_Task statement:_ Reproduce each line bearing the word "Liquidity".

_Input records:_
□ □ □ □
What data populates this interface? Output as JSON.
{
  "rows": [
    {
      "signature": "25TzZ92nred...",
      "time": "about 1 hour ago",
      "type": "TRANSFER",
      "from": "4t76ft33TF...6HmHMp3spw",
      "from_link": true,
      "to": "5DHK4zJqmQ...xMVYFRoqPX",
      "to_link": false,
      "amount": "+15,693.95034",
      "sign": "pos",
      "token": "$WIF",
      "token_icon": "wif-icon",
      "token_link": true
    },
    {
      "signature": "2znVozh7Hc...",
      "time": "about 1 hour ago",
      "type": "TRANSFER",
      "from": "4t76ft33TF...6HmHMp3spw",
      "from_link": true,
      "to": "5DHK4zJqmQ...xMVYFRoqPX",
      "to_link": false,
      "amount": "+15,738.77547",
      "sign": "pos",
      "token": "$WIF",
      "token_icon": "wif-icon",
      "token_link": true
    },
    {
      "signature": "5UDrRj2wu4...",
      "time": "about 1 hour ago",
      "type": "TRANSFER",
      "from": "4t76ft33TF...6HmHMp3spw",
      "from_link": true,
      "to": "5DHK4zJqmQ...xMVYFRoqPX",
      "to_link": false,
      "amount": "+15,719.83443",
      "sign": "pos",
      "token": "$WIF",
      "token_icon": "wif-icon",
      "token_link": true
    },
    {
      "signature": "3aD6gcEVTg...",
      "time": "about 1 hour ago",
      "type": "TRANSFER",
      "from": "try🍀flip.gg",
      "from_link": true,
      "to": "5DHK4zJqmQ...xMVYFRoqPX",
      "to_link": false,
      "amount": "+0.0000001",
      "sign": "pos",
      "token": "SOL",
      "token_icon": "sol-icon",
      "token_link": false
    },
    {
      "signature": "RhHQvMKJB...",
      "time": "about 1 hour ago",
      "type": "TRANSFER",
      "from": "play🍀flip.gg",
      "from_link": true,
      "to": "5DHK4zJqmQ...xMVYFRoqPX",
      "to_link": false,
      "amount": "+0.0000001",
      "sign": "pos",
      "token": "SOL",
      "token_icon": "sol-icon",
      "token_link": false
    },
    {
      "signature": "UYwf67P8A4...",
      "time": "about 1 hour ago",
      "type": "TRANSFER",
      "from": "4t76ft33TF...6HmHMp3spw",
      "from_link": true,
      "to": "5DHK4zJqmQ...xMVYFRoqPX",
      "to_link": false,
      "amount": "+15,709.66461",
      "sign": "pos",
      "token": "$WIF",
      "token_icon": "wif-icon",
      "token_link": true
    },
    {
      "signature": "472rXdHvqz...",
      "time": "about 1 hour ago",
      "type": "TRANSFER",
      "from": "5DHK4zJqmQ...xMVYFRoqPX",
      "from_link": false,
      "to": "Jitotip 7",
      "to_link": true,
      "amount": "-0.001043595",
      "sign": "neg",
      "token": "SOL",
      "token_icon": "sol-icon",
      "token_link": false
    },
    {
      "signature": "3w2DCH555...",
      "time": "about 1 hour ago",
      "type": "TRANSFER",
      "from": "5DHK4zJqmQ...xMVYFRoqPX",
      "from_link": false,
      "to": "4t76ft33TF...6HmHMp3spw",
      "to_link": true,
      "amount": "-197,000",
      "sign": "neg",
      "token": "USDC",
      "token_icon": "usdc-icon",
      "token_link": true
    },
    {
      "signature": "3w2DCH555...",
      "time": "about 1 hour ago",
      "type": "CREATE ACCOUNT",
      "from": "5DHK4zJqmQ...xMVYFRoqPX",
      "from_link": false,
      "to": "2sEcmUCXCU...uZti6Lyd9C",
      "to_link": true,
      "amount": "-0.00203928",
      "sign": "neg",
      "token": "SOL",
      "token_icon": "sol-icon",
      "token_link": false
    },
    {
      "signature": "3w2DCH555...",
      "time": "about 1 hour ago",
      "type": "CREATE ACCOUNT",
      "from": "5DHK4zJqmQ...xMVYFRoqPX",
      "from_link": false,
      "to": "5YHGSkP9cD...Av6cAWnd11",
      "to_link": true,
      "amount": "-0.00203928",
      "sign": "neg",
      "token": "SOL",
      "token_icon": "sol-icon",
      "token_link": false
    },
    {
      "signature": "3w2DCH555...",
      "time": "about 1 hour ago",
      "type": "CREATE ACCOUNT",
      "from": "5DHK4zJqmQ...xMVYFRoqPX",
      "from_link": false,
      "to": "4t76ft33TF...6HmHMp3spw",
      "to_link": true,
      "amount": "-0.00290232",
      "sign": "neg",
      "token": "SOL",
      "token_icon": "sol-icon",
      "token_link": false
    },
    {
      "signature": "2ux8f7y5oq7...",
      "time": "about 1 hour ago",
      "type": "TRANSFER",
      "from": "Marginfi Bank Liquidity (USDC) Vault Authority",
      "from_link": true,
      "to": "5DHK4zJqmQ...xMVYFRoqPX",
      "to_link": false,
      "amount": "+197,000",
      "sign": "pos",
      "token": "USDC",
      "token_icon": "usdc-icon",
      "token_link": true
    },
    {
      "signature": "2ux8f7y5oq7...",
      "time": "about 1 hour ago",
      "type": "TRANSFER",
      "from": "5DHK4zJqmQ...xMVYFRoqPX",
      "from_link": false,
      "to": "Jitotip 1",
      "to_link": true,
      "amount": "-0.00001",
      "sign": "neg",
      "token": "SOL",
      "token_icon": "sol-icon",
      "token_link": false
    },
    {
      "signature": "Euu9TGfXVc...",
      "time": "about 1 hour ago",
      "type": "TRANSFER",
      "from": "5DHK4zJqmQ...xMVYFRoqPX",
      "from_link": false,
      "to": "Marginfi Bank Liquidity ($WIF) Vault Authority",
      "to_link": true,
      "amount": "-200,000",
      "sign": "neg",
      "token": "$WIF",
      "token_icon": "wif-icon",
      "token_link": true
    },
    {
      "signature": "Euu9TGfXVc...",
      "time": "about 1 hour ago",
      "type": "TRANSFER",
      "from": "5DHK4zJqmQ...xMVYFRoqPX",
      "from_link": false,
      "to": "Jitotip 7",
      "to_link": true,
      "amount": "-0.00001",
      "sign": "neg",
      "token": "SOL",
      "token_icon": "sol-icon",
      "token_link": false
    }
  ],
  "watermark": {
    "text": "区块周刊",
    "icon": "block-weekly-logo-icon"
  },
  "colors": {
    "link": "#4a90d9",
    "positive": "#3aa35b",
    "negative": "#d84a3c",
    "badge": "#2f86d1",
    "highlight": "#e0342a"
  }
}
□ □ □ □
_Written solution:_
      "from": "Marginfi Bank Liquidity (USDC) Vault Authority",
      "to": "Marginfi Bank Liquidity ($WIF) Vault Authority",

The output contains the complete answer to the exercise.